RECORDS SUPPLIED ::
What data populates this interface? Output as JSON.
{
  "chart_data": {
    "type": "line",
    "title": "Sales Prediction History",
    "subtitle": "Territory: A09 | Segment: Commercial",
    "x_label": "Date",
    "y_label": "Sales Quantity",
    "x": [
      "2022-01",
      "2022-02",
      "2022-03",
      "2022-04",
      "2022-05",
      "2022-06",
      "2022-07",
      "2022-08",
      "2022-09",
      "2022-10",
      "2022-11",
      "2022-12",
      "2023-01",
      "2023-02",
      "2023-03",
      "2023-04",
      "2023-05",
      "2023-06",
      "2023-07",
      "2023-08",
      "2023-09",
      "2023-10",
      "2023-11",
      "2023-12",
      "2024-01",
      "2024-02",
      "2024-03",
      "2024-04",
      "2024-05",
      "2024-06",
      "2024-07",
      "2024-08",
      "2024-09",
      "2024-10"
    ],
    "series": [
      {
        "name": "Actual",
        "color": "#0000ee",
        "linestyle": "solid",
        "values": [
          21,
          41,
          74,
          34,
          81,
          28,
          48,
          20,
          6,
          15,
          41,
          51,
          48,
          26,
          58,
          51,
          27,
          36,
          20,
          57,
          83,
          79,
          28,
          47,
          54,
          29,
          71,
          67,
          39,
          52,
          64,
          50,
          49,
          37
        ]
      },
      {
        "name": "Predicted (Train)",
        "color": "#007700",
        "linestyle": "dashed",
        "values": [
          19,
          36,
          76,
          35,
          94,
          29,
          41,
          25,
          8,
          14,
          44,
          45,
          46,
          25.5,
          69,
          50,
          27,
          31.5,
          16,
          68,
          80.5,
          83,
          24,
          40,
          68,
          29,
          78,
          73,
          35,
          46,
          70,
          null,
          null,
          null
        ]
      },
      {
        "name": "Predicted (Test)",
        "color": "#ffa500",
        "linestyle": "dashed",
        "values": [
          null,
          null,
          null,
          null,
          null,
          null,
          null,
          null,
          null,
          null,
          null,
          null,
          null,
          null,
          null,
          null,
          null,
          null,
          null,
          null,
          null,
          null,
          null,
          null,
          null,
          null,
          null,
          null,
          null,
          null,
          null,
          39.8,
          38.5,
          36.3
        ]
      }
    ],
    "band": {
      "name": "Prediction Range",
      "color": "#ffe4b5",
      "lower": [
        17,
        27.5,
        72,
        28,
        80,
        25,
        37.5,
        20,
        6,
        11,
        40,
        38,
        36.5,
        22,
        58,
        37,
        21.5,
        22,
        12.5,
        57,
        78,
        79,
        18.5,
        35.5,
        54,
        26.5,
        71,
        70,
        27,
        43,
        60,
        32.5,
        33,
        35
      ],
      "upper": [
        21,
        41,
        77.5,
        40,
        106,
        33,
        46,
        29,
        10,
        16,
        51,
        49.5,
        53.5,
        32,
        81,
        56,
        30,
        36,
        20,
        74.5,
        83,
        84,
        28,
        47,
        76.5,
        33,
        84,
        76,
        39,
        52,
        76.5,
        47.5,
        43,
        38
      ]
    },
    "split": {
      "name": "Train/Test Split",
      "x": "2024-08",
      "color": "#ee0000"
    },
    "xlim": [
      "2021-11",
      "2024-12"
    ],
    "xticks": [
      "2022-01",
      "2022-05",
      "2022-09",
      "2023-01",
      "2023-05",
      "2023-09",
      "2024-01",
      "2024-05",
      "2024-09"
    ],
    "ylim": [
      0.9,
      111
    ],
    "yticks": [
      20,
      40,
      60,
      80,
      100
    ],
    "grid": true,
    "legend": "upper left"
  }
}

AIM :: Whichever lines contain the string "Test", select and copy them.

FINISHED EXERCISE ::
        "name": "Predicted (Test)",
      "name": "Train/Test Split",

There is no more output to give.